> [DO THIS]: Within the material below, find each line bearing the word "Bayern" and present it.

----

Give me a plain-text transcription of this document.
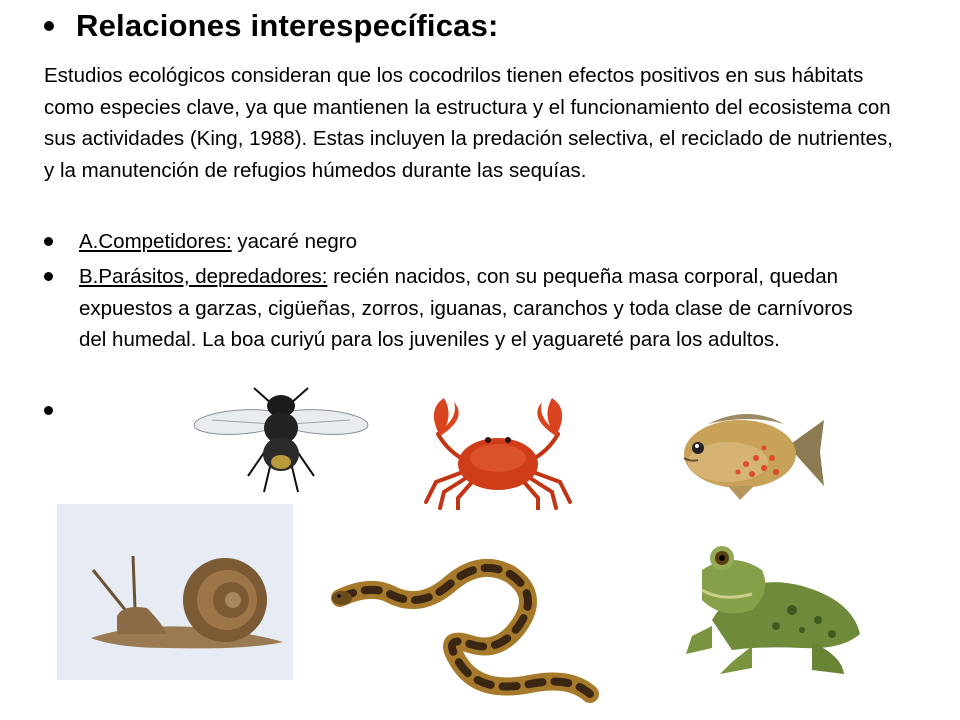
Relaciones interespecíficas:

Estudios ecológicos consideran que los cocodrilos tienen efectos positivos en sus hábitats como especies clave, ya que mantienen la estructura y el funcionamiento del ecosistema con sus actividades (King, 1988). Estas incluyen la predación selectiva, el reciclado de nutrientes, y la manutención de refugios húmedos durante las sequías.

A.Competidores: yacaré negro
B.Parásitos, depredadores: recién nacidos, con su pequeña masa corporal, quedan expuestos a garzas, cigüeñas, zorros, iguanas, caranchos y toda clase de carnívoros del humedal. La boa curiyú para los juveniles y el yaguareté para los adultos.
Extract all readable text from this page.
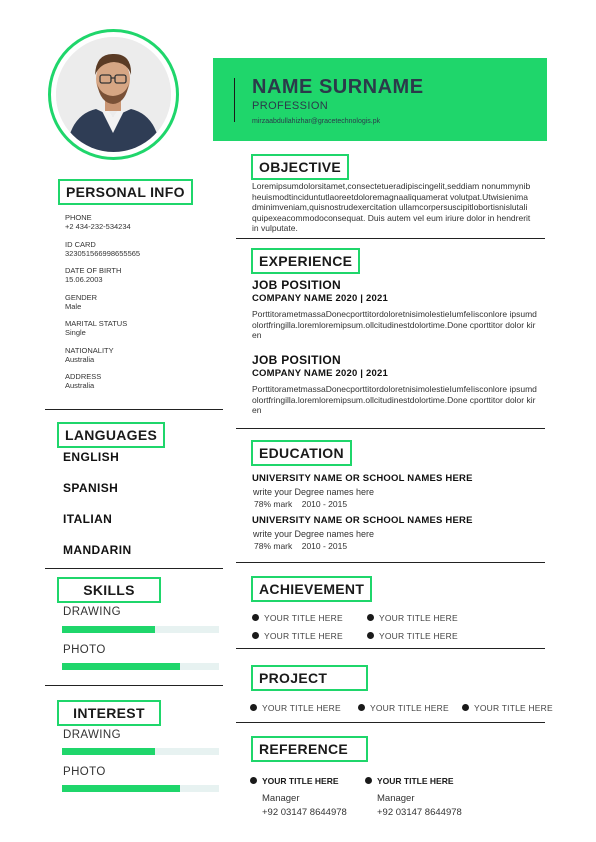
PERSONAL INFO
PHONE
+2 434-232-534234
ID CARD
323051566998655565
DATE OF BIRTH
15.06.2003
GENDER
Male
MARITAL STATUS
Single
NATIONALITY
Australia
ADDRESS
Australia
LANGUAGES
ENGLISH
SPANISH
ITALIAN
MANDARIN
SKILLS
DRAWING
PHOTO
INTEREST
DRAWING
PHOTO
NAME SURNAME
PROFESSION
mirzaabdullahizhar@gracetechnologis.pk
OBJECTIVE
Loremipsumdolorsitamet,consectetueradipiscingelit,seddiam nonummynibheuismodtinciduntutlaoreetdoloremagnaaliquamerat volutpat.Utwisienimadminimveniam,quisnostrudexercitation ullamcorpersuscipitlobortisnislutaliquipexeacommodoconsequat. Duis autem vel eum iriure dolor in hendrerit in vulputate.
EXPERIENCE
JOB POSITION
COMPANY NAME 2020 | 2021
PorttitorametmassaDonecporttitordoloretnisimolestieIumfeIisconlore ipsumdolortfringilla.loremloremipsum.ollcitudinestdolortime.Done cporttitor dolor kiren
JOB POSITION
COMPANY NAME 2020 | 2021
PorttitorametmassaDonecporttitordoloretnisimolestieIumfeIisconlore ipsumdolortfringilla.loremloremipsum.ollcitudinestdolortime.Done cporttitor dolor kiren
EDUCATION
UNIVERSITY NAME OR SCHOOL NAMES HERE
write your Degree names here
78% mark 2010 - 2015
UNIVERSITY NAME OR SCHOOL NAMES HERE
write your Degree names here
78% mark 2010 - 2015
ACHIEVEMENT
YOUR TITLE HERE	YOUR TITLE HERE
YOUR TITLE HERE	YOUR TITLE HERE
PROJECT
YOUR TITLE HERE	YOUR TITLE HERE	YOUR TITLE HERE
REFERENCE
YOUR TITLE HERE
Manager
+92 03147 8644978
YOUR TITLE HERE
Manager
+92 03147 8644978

----

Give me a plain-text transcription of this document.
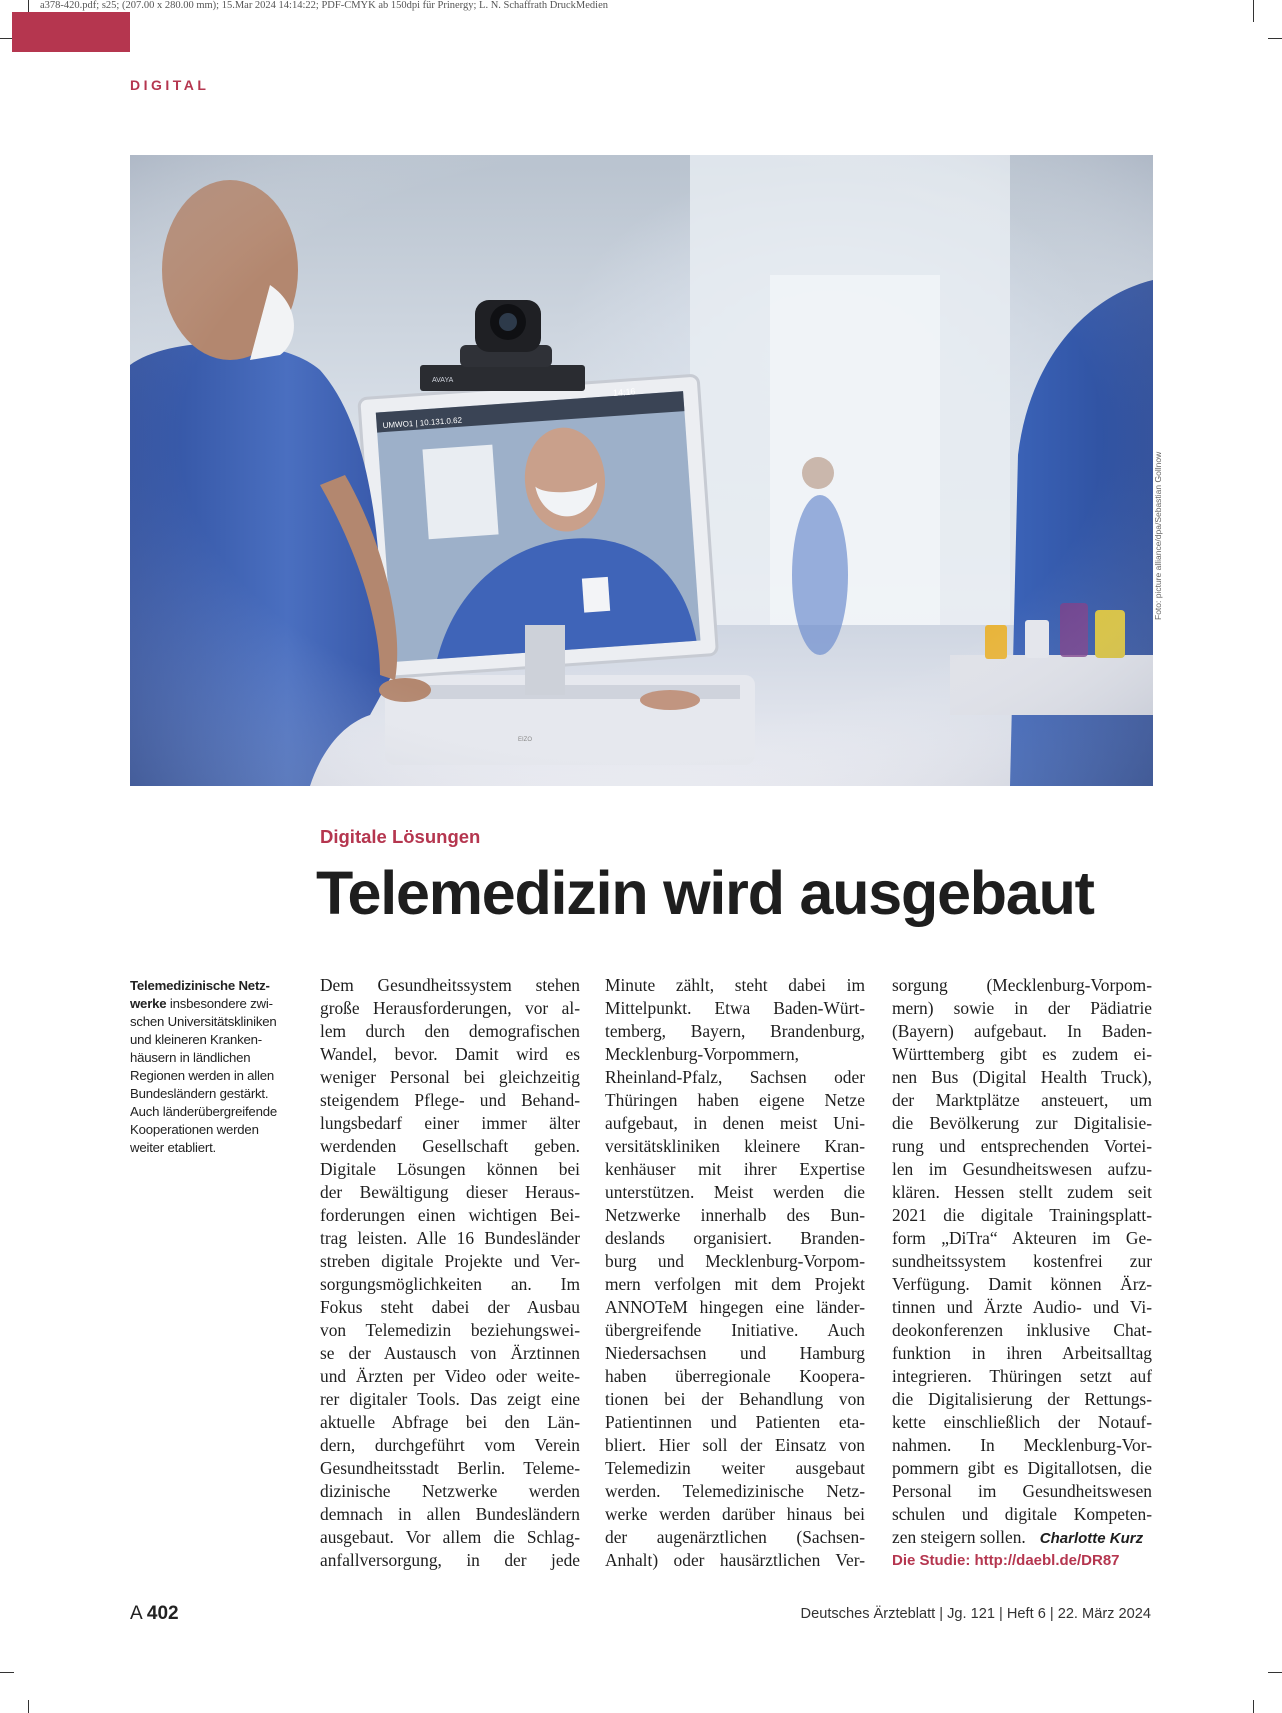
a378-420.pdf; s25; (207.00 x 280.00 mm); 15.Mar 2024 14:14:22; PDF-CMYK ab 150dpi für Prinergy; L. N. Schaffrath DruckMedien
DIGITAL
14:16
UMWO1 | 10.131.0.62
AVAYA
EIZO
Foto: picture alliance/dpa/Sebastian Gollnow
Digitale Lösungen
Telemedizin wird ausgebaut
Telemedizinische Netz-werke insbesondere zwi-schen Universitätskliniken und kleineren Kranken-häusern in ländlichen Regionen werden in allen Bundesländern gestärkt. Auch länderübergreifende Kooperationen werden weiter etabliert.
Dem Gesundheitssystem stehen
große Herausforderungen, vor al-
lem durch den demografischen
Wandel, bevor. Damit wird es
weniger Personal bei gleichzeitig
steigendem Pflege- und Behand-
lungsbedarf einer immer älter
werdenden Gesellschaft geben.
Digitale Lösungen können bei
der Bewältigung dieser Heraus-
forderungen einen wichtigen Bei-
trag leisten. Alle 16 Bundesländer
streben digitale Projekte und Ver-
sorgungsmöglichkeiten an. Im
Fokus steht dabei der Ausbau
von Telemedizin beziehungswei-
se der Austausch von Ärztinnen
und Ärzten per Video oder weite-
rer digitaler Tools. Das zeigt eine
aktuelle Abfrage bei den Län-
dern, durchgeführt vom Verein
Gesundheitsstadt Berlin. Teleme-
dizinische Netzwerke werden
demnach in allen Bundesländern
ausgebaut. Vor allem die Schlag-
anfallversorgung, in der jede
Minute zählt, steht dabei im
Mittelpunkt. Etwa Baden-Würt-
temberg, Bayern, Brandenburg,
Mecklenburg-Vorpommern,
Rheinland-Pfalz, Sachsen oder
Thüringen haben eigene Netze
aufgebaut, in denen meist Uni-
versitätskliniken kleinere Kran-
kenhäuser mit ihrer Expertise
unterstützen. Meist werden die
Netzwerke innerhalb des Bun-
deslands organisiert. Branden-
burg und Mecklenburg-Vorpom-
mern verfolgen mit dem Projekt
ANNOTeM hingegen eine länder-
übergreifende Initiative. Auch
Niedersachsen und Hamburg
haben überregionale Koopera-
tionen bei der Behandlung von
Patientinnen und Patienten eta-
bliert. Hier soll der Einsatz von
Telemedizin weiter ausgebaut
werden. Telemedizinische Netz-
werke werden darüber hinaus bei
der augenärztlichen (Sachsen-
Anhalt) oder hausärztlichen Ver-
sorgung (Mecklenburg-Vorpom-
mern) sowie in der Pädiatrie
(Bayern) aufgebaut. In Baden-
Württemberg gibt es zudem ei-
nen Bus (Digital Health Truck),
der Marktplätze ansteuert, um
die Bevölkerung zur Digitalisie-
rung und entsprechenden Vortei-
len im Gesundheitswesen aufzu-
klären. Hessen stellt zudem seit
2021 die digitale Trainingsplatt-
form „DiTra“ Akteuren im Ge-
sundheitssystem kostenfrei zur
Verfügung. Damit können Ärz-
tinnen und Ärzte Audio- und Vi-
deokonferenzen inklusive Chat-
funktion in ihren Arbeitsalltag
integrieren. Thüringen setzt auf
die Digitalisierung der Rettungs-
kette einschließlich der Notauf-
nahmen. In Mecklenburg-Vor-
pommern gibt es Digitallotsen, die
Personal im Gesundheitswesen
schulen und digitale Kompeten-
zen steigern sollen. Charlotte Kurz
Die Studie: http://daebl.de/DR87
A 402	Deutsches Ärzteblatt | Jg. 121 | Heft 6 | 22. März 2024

----

> [REPLY TO THE EXERCISE]:
temberg, Bayern, Brandenburg,
(Bayern) aufgebaut. In Baden-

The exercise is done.